TASK DESCRIPTION:
Take every line from the listing below that contains "GUIDE".
** Start of GIVEN DATA **
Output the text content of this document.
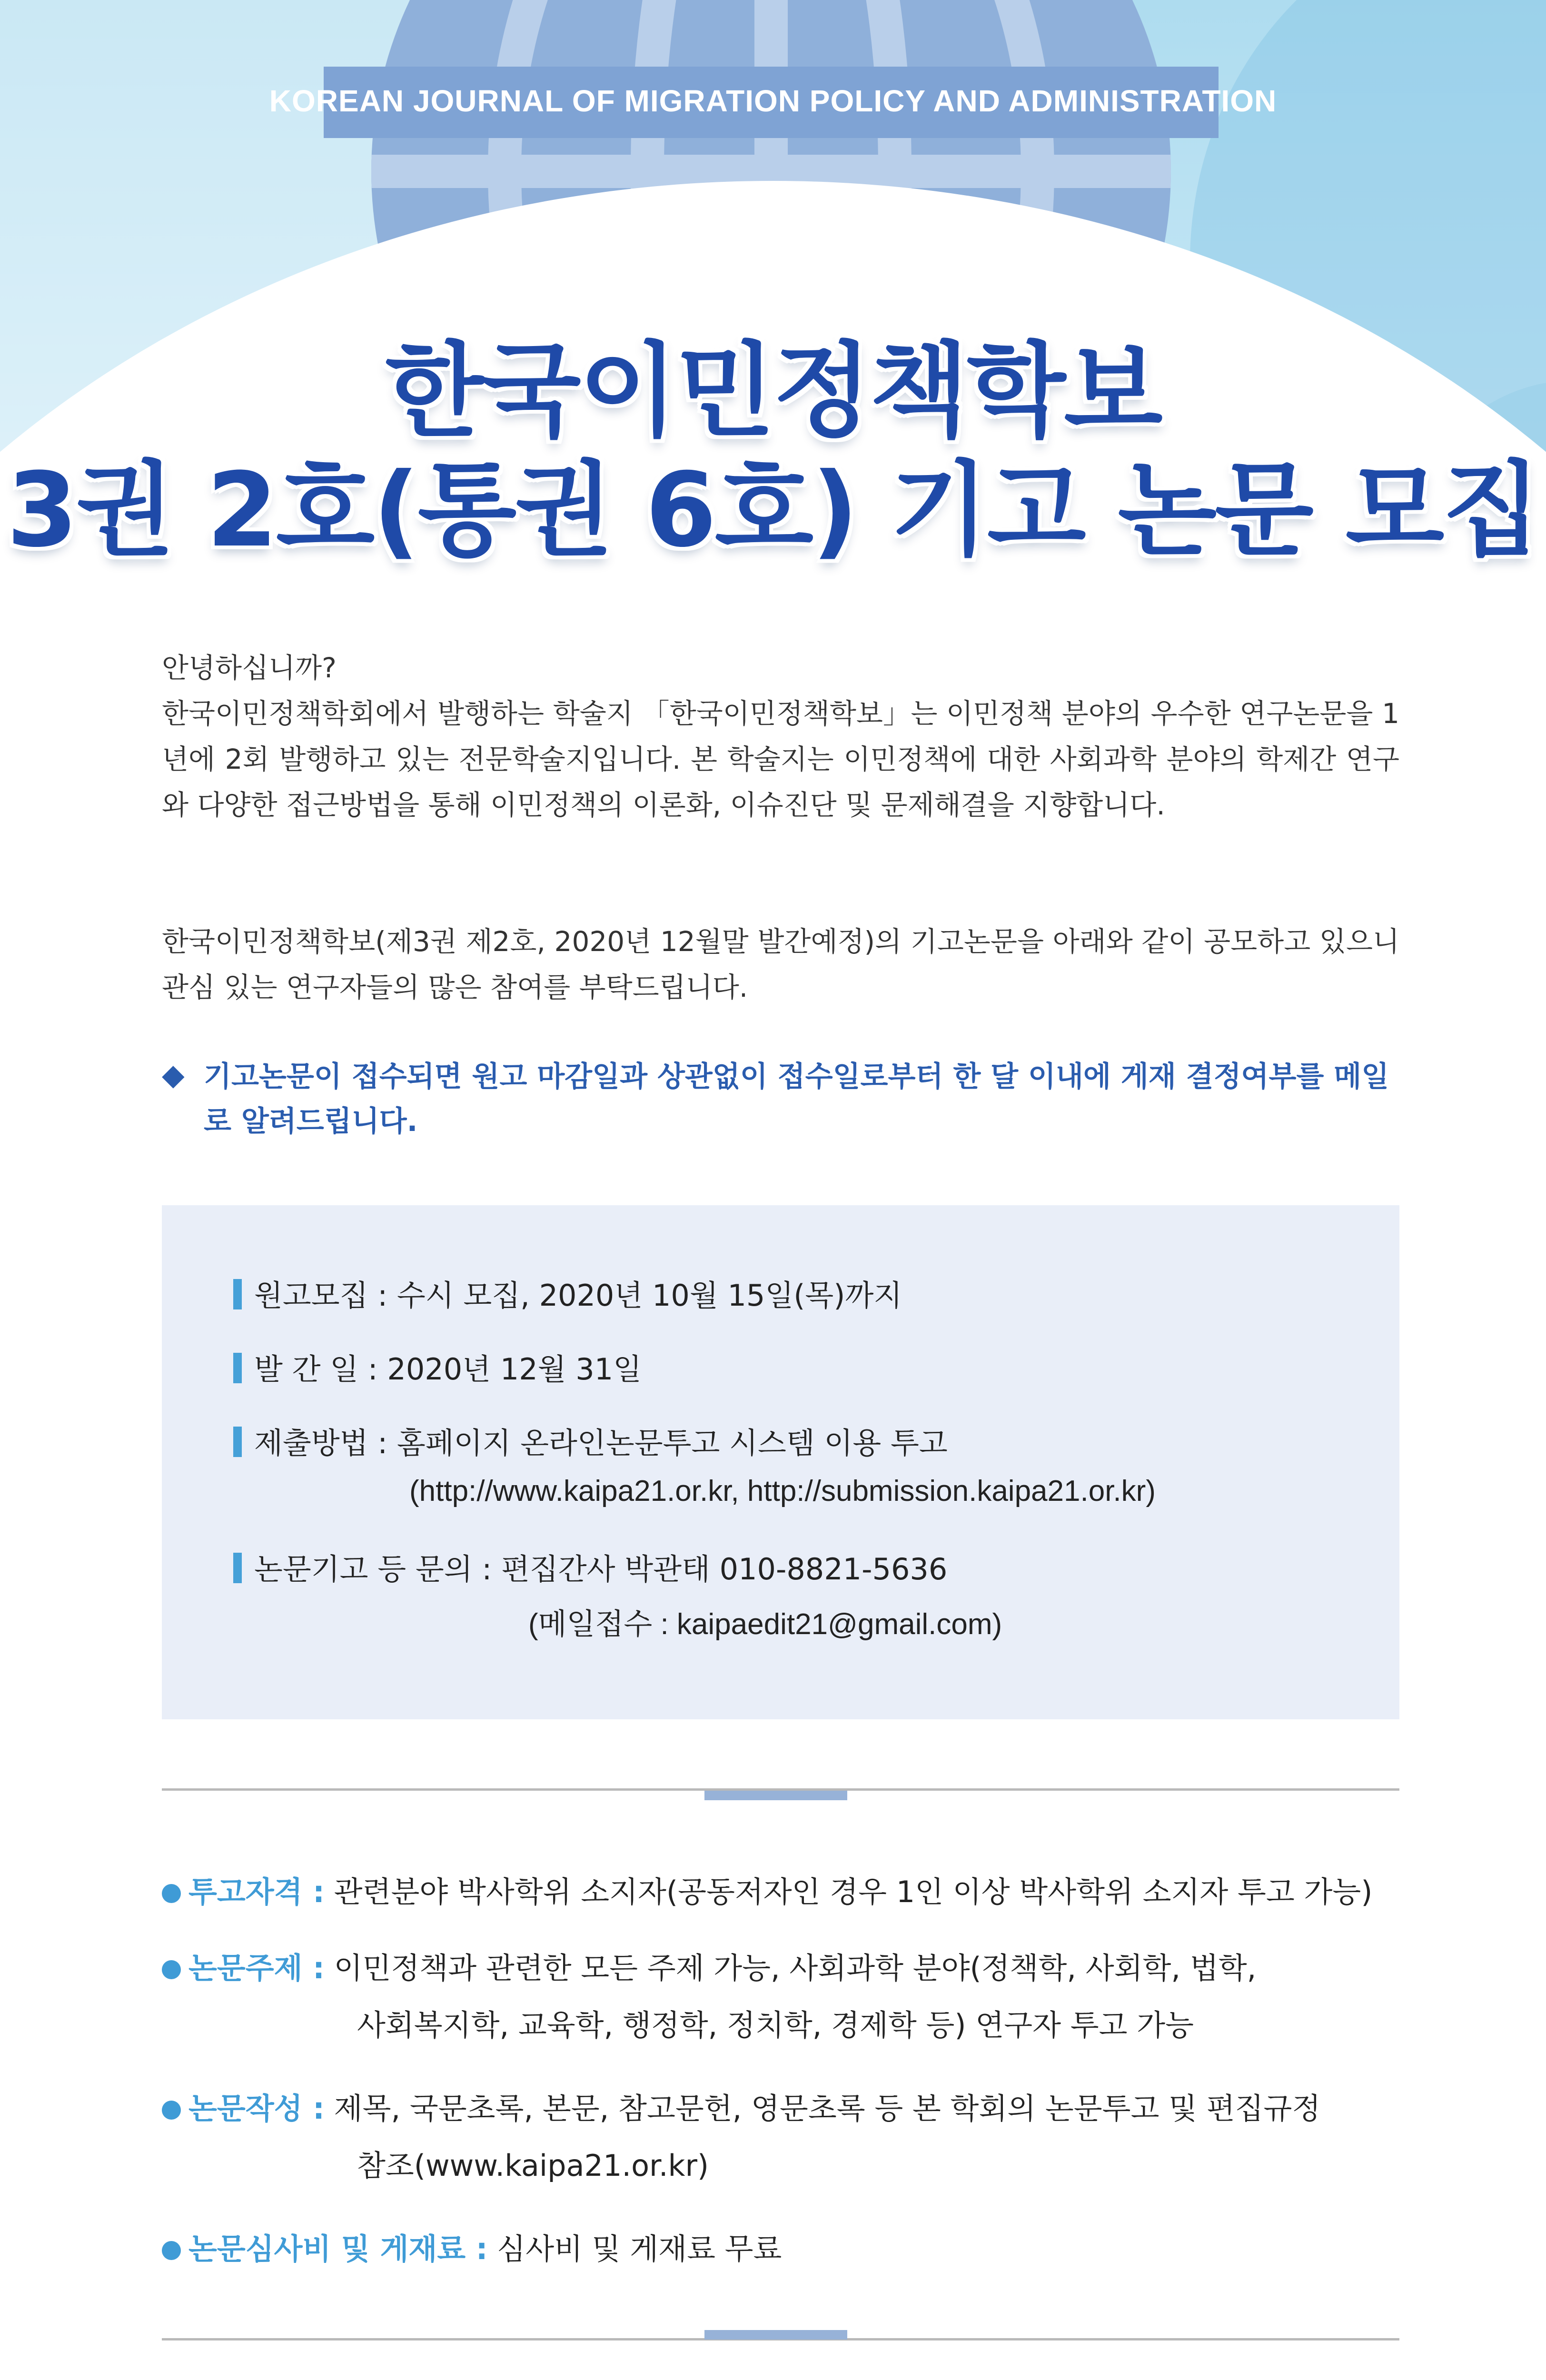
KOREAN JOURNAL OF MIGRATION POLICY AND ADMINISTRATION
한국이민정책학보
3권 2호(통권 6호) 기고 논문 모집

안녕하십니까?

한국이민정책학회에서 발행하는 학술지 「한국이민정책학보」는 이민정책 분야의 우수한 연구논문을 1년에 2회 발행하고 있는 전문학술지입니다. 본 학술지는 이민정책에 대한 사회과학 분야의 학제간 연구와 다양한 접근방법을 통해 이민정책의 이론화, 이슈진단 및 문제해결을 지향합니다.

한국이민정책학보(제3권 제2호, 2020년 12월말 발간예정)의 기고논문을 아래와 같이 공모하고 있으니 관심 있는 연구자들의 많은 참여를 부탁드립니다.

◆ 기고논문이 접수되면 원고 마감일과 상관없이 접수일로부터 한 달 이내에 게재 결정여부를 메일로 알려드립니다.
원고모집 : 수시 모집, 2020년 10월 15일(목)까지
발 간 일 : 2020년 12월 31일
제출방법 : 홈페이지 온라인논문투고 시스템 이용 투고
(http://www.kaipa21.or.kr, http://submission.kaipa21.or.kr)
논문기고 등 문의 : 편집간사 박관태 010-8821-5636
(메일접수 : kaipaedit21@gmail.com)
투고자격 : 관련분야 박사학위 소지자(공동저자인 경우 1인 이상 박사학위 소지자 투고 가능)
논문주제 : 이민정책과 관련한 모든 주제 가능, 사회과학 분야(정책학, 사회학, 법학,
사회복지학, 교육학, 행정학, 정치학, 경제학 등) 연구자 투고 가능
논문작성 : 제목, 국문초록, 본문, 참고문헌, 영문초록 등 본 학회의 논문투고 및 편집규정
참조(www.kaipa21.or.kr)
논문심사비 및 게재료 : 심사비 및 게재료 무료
** End of GIVEN DATA **
** Start of GIVEN DATA **
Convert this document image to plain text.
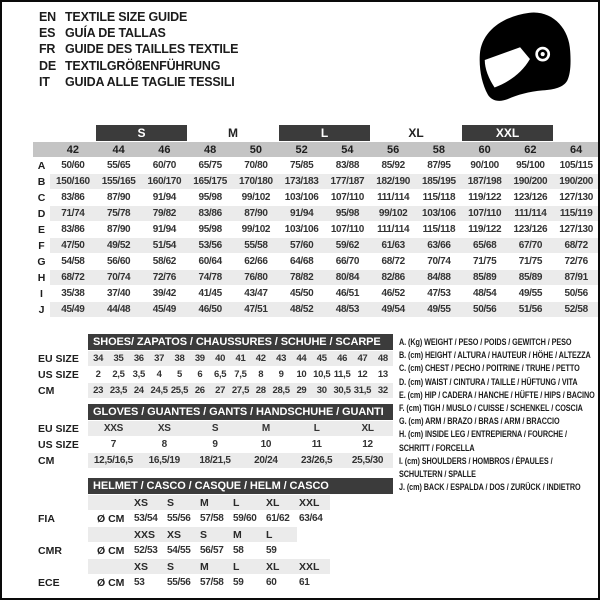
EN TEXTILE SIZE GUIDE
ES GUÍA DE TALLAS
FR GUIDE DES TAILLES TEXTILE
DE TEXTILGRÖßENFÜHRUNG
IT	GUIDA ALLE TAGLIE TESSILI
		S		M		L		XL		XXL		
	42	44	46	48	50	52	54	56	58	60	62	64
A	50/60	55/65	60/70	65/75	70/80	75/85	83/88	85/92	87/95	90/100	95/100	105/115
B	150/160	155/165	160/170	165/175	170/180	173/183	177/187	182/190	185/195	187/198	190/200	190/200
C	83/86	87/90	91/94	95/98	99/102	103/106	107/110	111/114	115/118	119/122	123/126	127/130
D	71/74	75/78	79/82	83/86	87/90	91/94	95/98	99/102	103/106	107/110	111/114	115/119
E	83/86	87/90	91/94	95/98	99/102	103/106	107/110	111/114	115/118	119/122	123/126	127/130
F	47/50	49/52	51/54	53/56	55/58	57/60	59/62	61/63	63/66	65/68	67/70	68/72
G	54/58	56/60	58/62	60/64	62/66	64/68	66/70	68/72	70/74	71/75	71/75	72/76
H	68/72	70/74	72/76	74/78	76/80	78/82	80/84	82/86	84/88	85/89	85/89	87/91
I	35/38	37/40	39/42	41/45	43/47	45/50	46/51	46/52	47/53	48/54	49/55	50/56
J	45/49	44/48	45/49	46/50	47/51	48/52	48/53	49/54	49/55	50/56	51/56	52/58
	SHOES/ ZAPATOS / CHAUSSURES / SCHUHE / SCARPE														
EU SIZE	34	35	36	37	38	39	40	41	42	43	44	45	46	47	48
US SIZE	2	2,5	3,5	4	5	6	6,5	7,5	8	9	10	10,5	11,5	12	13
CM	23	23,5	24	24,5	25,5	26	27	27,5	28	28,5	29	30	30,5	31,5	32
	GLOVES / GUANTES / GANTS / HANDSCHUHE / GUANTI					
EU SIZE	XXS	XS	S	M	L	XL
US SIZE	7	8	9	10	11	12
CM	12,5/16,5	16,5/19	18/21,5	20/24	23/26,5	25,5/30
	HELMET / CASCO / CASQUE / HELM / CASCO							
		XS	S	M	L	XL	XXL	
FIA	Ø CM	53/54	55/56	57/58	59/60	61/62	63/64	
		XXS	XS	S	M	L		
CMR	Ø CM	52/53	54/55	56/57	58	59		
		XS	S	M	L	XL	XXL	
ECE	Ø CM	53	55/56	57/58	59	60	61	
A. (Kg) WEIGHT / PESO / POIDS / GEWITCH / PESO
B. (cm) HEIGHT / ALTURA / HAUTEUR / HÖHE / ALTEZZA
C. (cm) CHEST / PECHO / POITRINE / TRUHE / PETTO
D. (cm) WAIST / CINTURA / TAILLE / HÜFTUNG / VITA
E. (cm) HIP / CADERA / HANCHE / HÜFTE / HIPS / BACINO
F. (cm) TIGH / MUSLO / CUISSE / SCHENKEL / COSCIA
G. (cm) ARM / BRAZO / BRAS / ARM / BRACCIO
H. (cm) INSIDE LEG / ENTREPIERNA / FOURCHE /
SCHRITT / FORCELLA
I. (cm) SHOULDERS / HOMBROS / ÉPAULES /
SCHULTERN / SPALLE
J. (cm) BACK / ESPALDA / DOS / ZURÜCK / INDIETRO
** End of GIVEN DATA **
OUTPUT FOR THIS EXERCISE:
EN TEXTILE SIZE GUIDE
FR GUIDE DES TAILLES TEXTILE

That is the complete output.